**INPUT ROWS**
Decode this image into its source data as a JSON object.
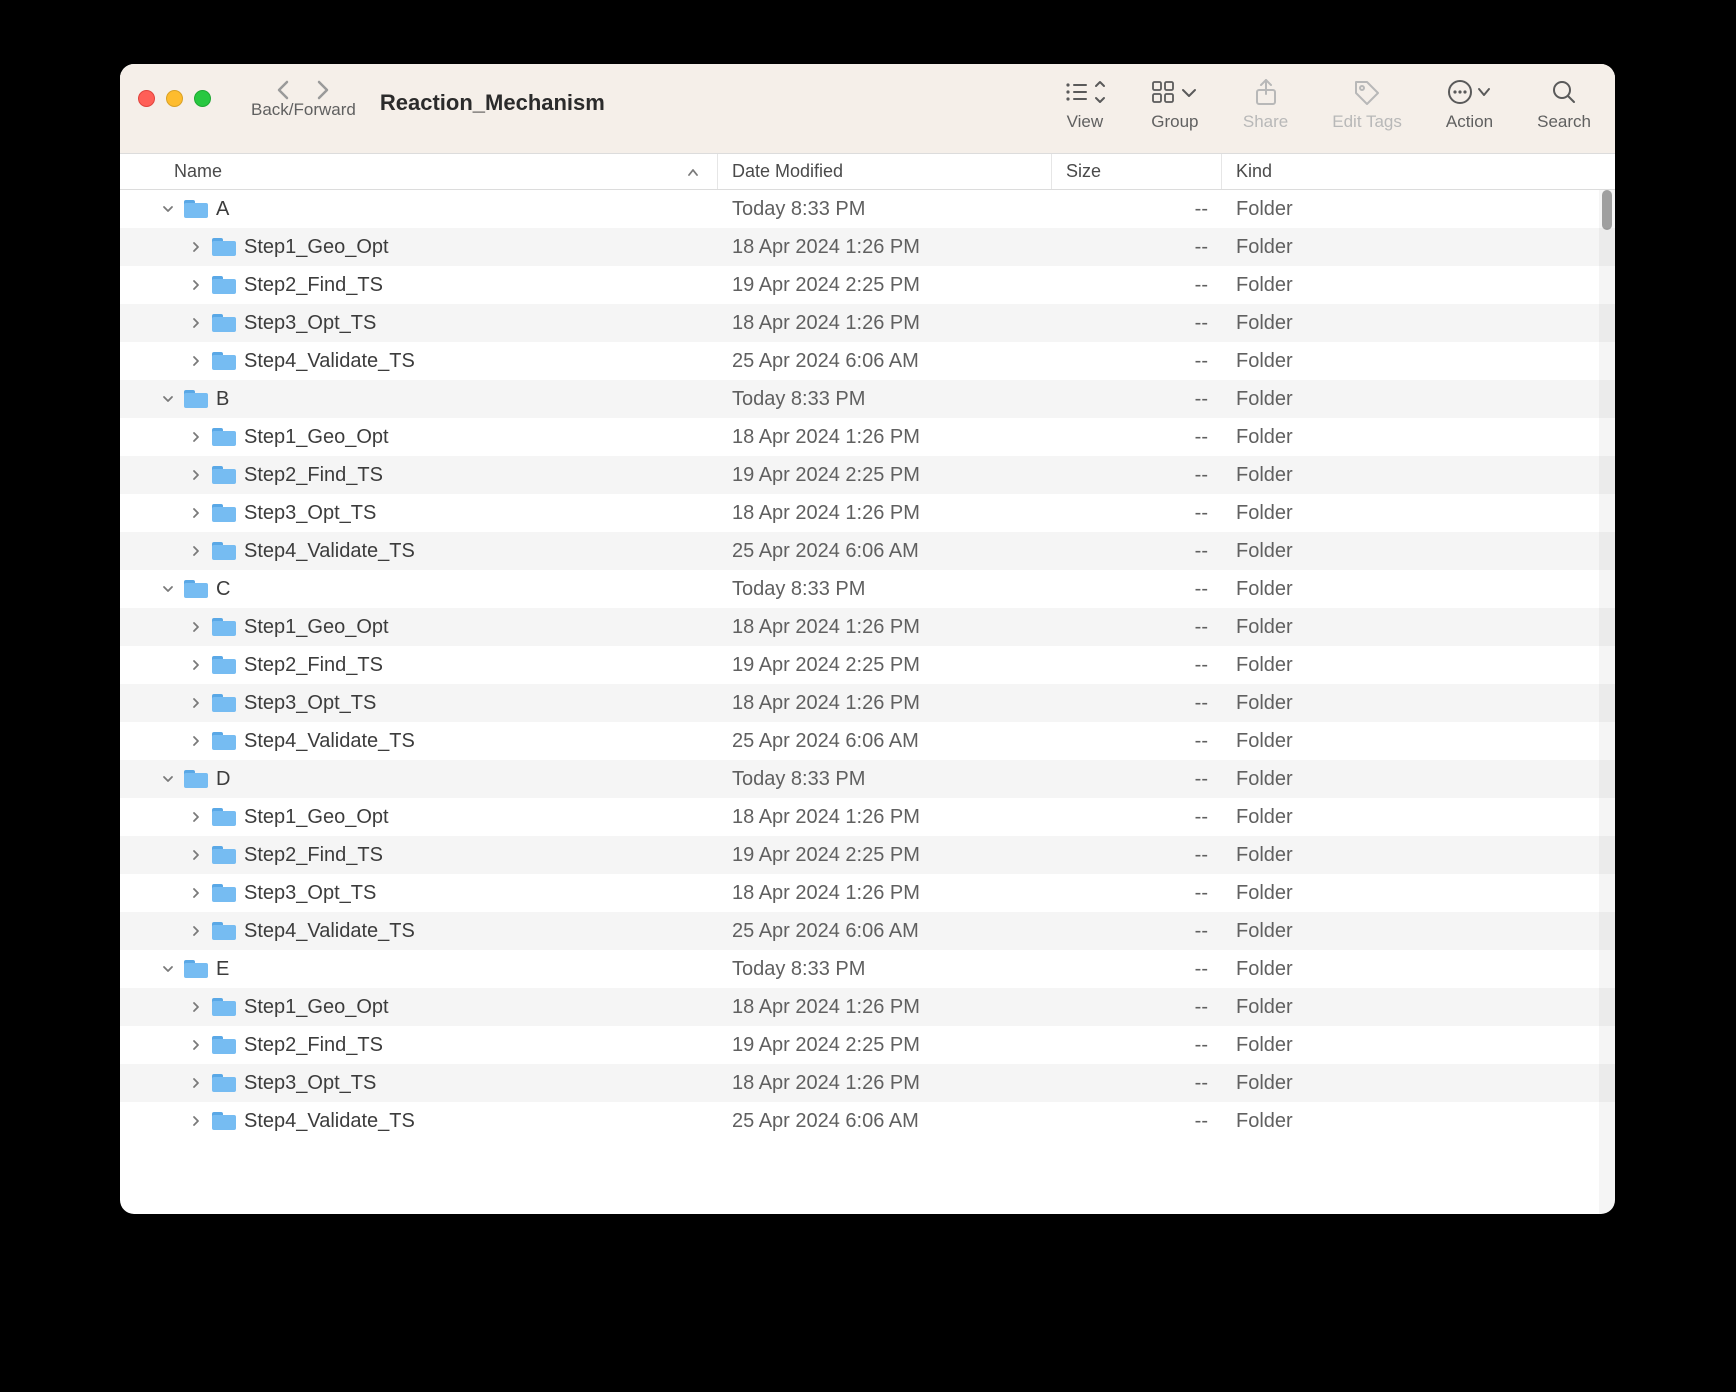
{
  "window_title": "Reaction_Mechanism",
  "toolbar": {
    "back_forward_label": "Back/Forward",
    "view_label": "View",
    "group_label": "Group",
    "share_label": "Share",
    "edit_tags_label": "Edit Tags",
    "action_label": "Action",
    "search_label": "Search"
  },
  "columns": {
    "name": "Name",
    "date_modified": "Date Modified",
    "size": "Size",
    "kind": "Kind"
  },
  "rows": [
    {
      "level": 1,
      "expanded": true,
      "name": "A",
      "date": "Today 8:33 PM",
      "size": "--",
      "kind": "Folder"
    },
    {
      "level": 2,
      "expanded": false,
      "name": "Step1_Geo_Opt",
      "date": "18 Apr 2024 1:26 PM",
      "size": "--",
      "kind": "Folder"
    },
    {
      "level": 2,
      "expanded": false,
      "name": "Step2_Find_TS",
      "date": "19 Apr 2024 2:25 PM",
      "size": "--",
      "kind": "Folder"
    },
    {
      "level": 2,
      "expanded": false,
      "name": "Step3_Opt_TS",
      "date": "18 Apr 2024 1:26 PM",
      "size": "--",
      "kind": "Folder"
    },
    {
      "level": 2,
      "expanded": false,
      "name": "Step4_Validate_TS",
      "date": "25 Apr 2024 6:06 AM",
      "size": "--",
      "kind": "Folder"
    },
    {
      "level": 1,
      "expanded": true,
      "name": "B",
      "date": "Today 8:33 PM",
      "size": "--",
      "kind": "Folder"
    },
    {
      "level": 2,
      "expanded": false,
      "name": "Step1_Geo_Opt",
      "date": "18 Apr 2024 1:26 PM",
      "size": "--",
      "kind": "Folder"
    },
    {
      "level": 2,
      "expanded": false,
      "name": "Step2_Find_TS",
      "date": "19 Apr 2024 2:25 PM",
      "size": "--",
      "kind": "Folder"
    },
    {
      "level": 2,
      "expanded": false,
      "name": "Step3_Opt_TS",
      "date": "18 Apr 2024 1:26 PM",
      "size": "--",
      "kind": "Folder"
    },
    {
      "level": 2,
      "expanded": false,
      "name": "Step4_Validate_TS",
      "date": "25 Apr 2024 6:06 AM",
      "size": "--",
      "kind": "Folder"
    },
    {
      "level": 1,
      "expanded": true,
      "name": "C",
      "date": "Today 8:33 PM",
      "size": "--",
      "kind": "Folder"
    },
    {
      "level": 2,
      "expanded": false,
      "name": "Step1_Geo_Opt",
      "date": "18 Apr 2024 1:26 PM",
      "size": "--",
      "kind": "Folder"
    },
    {
      "level": 2,
      "expanded": false,
      "name": "Step2_Find_TS",
      "date": "19 Apr 2024 2:25 PM",
      "size": "--",
      "kind": "Folder"
    },
    {
      "level": 2,
      "expanded": false,
      "name": "Step3_Opt_TS",
      "date": "18 Apr 2024 1:26 PM",
      "size": "--",
      "kind": "Folder"
    },
    {
      "level": 2,
      "expanded": false,
      "name": "Step4_Validate_TS",
      "date": "25 Apr 2024 6:06 AM",
      "size": "--",
      "kind": "Folder"
    },
    {
      "level": 1,
      "expanded": true,
      "name": "D",
      "date": "Today 8:33 PM",
      "size": "--",
      "kind": "Folder"
    },
    {
      "level": 2,
      "expanded": false,
      "name": "Step1_Geo_Opt",
      "date": "18 Apr 2024 1:26 PM",
      "size": "--",
      "kind": "Folder"
    },
    {
      "level": 2,
      "expanded": false,
      "name": "Step2_Find_TS",
      "date": "19 Apr 2024 2:25 PM",
      "size": "--",
      "kind": "Folder"
    },
    {
      "level": 2,
      "expanded": false,
      "name": "Step3_Opt_TS",
      "date": "18 Apr 2024 1:26 PM",
      "size": "--",
      "kind": "Folder"
    },
    {
      "level": 2,
      "expanded": false,
      "name": "Step4_Validate_TS",
      "date": "25 Apr 2024 6:06 AM",
      "size": "--",
      "kind": "Folder"
    },
    {
      "level": 1,
      "expanded": true,
      "name": "E",
      "date": "Today 8:33 PM",
      "size": "--",
      "kind": "Folder"
    },
    {
      "level": 2,
      "expanded": false,
      "name": "Step1_Geo_Opt",
      "date": "18 Apr 2024 1:26 PM",
      "size": "--",
      "kind": "Folder"
    },
    {
      "level": 2,
      "expanded": false,
      "name": "Step2_Find_TS",
      "date": "19 Apr 2024 2:25 PM",
      "size": "--",
      "kind": "Folder"
    },
    {
      "level": 2,
      "expanded": false,
      "name": "Step3_Opt_TS",
      "date": "18 Apr 2024 1:26 PM",
      "size": "--",
      "kind": "Folder"
    },
    {
      "level": 2,
      "expanded": false,
      "name": "Step4_Validate_TS",
      "date": "25 Apr 2024 6:06 AM",
      "size": "--",
      "kind": "Folder"
    }
  ]
}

**SHORT TASK**
Write out the entries again, exactly as given, skipping any images.

**RESULT OF THE TASK**
Decode this image into its source data as a JSON object.
{
  "window_title": "Reaction_Mechanism",
  "toolbar": {
    "back_forward_label": "Back/Forward",
    "view_label": "View",
    "group_label": "Group",
    "share_label": "Share",
    "edit_tags_label": "Edit Tags",
    "action_label": "Action",
    "search_label": "Search"
  },
  "columns": {
    "name": "Name",
    "date_modified": "Date Modified",
    "size": "Size",
    "kind": "Kind"
  },
  "rows": [
    {
      "level": 1,
      "expanded": true,
      "name": "A",
      "date": "Today 8:33 PM",
      "size": "--",
      "kind": "Folder"
    },
    {
      "level": 2,
      "expanded": false,
      "name": "Step1_Geo_Opt",
      "date": "18 Apr 2024 1:26 PM",
      "size": "--",
      "kind": "Folder"
    },
    {
      "level": 2,
      "expanded": false,
      "name": "Step2_Find_TS",
      "date": "19 Apr 2024 2:25 PM",
      "size": "--",
      "kind": "Folder"
    },
    {
      "level": 2,
      "expanded": false,
      "name": "Step3_Opt_TS",
      "date": "18 Apr 2024 1:26 PM",
      "size": "--",
      "kind": "Folder"
    },
    {
      "level": 2,
      "expanded": false,
      "name": "Step4_Validate_TS",
      "date": "25 Apr 2024 6:06 AM",
      "size": "--",
      "kind": "Folder"
    },
    {
      "level": 1,
      "expanded": true,
      "name": "B",
      "date": "Today 8:33 PM",
      "size": "--",
      "kind": "Folder"
    },
    {
      "level": 2,
      "expanded": false,
      "name": "Step1_Geo_Opt",
      "date": "18 Apr 2024 1:26 PM",
      "size": "--",
      "kind": "Folder"
    },
    {
      "level": 2,
      "expanded": false,
      "name": "Step2_Find_TS",
      "date": "19 Apr 2024 2:25 PM",
      "size": "--",
      "kind": "Folder"
    },
    {
      "level": 2,
      "expanded": false,
      "name": "Step3_Opt_TS",
      "date": "18 Apr 2024 1:26 PM",
      "size": "--",
      "kind": "Folder"
    },
    {
      "level": 2,
      "expanded": false,
      "name": "Step4_Validate_TS",
      "date": "25 Apr 2024 6:06 AM",
      "size": "--",
      "kind": "Folder"
    },
    {
      "level": 1,
      "expanded": true,
      "name": "C",
      "date": "Today 8:33 PM",
      "size": "--",
      "kind": "Folder"
    },
    {
      "level": 2,
      "expanded": false,
      "name": "Step1_Geo_Opt",
      "date": "18 Apr 2024 1:26 PM",
      "size": "--",
      "kind": "Folder"
    },
    {
      "level": 2,
      "expanded": false,
      "name": "Step2_Find_TS",
      "date": "19 Apr 2024 2:25 PM",
      "size": "--",
      "kind": "Folder"
    },
    {
      "level": 2,
      "expanded": false,
      "name": "Step3_Opt_TS",
      "date": "18 Apr 2024 1:26 PM",
      "size": "--",
      "kind": "Folder"
    },
    {
      "level": 2,
      "expanded": false,
      "name": "Step4_Validate_TS",
      "date": "25 Apr 2024 6:06 AM",
      "size": "--",
      "kind": "Folder"
    },
    {
      "level": 1,
      "expanded": true,
      "name": "D",
      "date": "Today 8:33 PM",
      "size": "--",
      "kind": "Folder"
    },
    {
      "level": 2,
      "expanded": false,
      "name": "Step1_Geo_Opt",
      "date": "18 Apr 2024 1:26 PM",
      "size": "--",
      "kind": "Folder"
    },
    {
      "level": 2,
      "expanded": false,
      "name": "Step2_Find_TS",
      "date": "19 Apr 2024 2:25 PM",
      "size": "--",
      "kind": "Folder"
    },
    {
      "level": 2,
      "expanded": false,
      "name": "Step3_Opt_TS",
      "date": "18 Apr 2024 1:26 PM",
      "size": "--",
      "kind": "Folder"
    },
    {
      "level": 2,
      "expanded": false,
      "name": "Step4_Validate_TS",
      "date": "25 Apr 2024 6:06 AM",
      "size": "--",
      "kind": "Folder"
    },
    {
      "level": 1,
      "expanded": true,
      "name": "E",
      "date": "Today 8:33 PM",
      "size": "--",
      "kind": "Folder"
    },
    {
      "level": 2,
      "expanded": false,
      "name": "Step1_Geo_Opt",
      "date": "18 Apr 2024 1:26 PM",
      "size": "--",
      "kind": "Folder"
    },
    {
      "level": 2,
      "expanded": false,
      "name": "Step2_Find_TS",
      "date": "19 Apr 2024 2:25 PM",
      "size": "--",
      "kind": "Folder"
    },
    {
      "level": 2,
      "expanded": false,
      "name": "Step3_Opt_TS",
      "date": "18 Apr 2024 1:26 PM",
      "size": "--",
      "kind": "Folder"
    },
    {
      "level": 2,
      "expanded": false,
      "name": "Step4_Validate_TS",
      "date": "25 Apr 2024 6:06 AM",
      "size": "--",
      "kind": "Folder"
    }
  ]
}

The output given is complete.